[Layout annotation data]

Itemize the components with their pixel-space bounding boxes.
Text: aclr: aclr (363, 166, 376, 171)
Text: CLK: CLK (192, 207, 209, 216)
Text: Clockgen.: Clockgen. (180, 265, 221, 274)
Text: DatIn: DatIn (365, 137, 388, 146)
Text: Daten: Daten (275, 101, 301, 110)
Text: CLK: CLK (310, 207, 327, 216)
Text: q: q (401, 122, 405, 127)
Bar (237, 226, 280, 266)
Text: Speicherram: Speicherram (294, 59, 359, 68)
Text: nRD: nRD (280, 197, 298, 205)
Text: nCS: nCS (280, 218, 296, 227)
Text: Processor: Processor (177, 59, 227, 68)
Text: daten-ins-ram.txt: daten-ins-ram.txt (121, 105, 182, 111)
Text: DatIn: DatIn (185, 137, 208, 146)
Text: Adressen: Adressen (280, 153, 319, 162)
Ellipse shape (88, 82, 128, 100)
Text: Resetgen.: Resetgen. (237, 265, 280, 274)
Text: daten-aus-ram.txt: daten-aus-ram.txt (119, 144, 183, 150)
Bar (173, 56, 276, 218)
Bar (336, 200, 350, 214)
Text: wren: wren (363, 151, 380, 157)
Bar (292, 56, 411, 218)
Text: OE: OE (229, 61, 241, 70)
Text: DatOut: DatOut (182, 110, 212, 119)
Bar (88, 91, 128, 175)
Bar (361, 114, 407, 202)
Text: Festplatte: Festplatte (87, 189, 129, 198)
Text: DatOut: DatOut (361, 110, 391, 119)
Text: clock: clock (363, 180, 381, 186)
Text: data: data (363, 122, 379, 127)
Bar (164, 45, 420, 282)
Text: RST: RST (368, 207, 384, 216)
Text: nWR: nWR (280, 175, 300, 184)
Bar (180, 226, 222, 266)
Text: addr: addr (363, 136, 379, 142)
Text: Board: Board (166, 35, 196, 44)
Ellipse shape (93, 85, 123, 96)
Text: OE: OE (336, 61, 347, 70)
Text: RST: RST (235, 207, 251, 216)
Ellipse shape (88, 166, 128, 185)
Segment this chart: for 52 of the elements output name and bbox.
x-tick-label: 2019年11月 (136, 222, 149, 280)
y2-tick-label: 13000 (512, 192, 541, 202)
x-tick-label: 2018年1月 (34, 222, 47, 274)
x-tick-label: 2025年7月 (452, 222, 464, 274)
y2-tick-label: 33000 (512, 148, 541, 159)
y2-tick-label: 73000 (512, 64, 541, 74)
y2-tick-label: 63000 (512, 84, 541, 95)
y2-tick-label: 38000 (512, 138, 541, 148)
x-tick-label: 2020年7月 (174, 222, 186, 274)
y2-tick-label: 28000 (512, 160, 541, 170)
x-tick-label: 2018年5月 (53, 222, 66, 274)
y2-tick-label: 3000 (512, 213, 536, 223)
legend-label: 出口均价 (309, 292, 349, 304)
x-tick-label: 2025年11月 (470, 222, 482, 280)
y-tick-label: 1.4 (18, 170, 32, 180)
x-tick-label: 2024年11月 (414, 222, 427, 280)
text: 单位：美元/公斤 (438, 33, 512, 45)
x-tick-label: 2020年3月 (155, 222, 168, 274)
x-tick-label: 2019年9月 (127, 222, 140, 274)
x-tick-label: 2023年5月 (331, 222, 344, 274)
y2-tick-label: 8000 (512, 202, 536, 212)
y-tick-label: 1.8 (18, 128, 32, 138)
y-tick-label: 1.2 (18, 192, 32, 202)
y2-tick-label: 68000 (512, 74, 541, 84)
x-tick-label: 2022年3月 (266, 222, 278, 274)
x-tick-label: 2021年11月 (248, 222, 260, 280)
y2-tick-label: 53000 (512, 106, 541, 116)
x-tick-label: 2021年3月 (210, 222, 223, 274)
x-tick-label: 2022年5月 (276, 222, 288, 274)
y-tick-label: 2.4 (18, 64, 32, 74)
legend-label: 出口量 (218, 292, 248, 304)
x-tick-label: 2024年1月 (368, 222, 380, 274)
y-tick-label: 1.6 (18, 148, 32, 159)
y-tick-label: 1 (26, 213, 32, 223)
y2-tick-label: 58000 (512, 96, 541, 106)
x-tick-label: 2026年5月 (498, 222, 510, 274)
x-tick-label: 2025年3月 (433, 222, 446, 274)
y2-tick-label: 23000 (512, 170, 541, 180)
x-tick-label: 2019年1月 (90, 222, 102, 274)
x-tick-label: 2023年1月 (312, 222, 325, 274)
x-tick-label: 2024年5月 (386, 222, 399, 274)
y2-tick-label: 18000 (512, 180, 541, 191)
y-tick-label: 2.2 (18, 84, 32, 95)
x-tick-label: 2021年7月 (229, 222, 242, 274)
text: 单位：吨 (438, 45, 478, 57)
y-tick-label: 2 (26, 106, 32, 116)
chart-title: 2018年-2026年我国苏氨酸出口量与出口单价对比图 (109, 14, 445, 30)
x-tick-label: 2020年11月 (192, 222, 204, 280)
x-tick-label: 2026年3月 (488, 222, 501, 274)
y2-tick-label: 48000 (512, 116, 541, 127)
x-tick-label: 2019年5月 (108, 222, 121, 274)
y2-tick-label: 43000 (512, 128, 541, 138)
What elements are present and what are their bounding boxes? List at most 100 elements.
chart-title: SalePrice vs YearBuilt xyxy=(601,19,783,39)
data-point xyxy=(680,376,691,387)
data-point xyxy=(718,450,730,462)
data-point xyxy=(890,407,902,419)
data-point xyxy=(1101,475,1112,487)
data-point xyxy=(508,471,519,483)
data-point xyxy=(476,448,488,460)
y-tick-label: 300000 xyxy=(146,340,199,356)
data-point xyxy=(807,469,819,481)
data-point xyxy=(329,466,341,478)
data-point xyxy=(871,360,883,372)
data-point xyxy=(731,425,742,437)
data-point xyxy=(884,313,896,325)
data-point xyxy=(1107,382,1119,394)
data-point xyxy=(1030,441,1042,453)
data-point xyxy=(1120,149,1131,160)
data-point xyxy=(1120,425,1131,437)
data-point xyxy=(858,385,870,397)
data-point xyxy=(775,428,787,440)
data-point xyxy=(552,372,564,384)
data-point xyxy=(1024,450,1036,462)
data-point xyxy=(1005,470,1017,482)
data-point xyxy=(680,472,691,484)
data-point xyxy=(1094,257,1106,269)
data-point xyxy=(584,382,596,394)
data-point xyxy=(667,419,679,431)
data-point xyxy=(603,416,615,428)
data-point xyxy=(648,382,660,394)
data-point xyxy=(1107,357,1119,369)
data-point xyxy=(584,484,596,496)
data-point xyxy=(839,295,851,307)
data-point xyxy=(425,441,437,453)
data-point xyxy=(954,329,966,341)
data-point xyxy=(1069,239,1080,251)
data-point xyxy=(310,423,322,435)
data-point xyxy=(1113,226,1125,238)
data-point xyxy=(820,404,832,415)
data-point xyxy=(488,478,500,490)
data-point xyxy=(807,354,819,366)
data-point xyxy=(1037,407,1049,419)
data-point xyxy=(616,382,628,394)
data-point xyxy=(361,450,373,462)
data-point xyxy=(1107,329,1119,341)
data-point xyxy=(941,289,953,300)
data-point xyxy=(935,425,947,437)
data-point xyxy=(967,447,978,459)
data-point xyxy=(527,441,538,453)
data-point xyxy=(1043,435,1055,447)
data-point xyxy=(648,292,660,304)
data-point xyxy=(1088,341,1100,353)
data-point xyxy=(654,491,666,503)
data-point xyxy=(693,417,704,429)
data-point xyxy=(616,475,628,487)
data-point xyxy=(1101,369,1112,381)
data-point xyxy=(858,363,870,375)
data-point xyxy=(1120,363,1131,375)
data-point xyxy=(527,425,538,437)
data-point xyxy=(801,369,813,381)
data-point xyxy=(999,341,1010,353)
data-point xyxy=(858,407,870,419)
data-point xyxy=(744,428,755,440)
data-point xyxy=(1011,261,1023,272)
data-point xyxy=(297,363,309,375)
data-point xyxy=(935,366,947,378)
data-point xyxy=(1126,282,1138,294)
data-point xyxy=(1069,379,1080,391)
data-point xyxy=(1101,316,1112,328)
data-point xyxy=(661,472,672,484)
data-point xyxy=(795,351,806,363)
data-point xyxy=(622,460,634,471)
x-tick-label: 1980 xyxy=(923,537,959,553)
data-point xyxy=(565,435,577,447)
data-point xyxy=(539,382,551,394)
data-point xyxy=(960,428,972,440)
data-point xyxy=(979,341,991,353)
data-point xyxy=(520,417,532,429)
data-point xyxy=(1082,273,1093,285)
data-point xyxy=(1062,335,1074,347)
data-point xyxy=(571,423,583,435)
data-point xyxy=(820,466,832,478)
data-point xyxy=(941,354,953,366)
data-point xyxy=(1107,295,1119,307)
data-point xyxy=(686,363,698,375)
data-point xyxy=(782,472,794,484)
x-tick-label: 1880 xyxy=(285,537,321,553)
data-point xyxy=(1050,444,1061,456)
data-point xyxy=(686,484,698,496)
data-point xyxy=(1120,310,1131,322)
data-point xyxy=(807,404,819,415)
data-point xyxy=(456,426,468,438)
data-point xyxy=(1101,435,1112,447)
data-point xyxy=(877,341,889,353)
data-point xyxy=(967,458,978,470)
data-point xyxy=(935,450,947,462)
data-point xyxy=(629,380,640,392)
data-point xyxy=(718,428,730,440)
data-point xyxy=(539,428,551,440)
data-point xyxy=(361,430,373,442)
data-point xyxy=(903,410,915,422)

Exercise requirements: Please convert the items into a numbered list, starting at the first line of the items and ending at the line containing "Text: Adressen: Adressen (280, 153, 319, 162)", both included. Leave out any blank lines.

Result for this exercise:
1. Itemize the components with their pixel-space bounding boxes.
2. Text: aclr: aclr (363, 166, 376, 171)
3. Text: CLK: CLK (192, 207, 209, 216)
4. Text: Clockgen.: Clockgen. (180, 265, 221, 274)
5. Text: DatIn: DatIn (365, 137, 388, 146)
6. Text: Daten: Daten (275, 101, 301, 110)
7. Text: CLK: CLK (310, 207, 327, 216)
8. Text: q: q (401, 122, 405, 127)
9. Bar (237, 226, 280, 266)
10. Text: Speicherram: Speicherram (294, 59, 359, 68)
11. Text: nRD: nRD (280, 197, 298, 205)
12. Text: nCS: nCS (280, 218, 296, 227)
13. Text: Processor: Processor (177, 59, 227, 68)
14. Text: daten-ins-ram.txt: daten-ins-ram.txt (121, 105, 182, 111)
15. Text: DatIn: DatIn (185, 137, 208, 146)
16. Text: Adressen: Adressen (280, 153, 319, 162)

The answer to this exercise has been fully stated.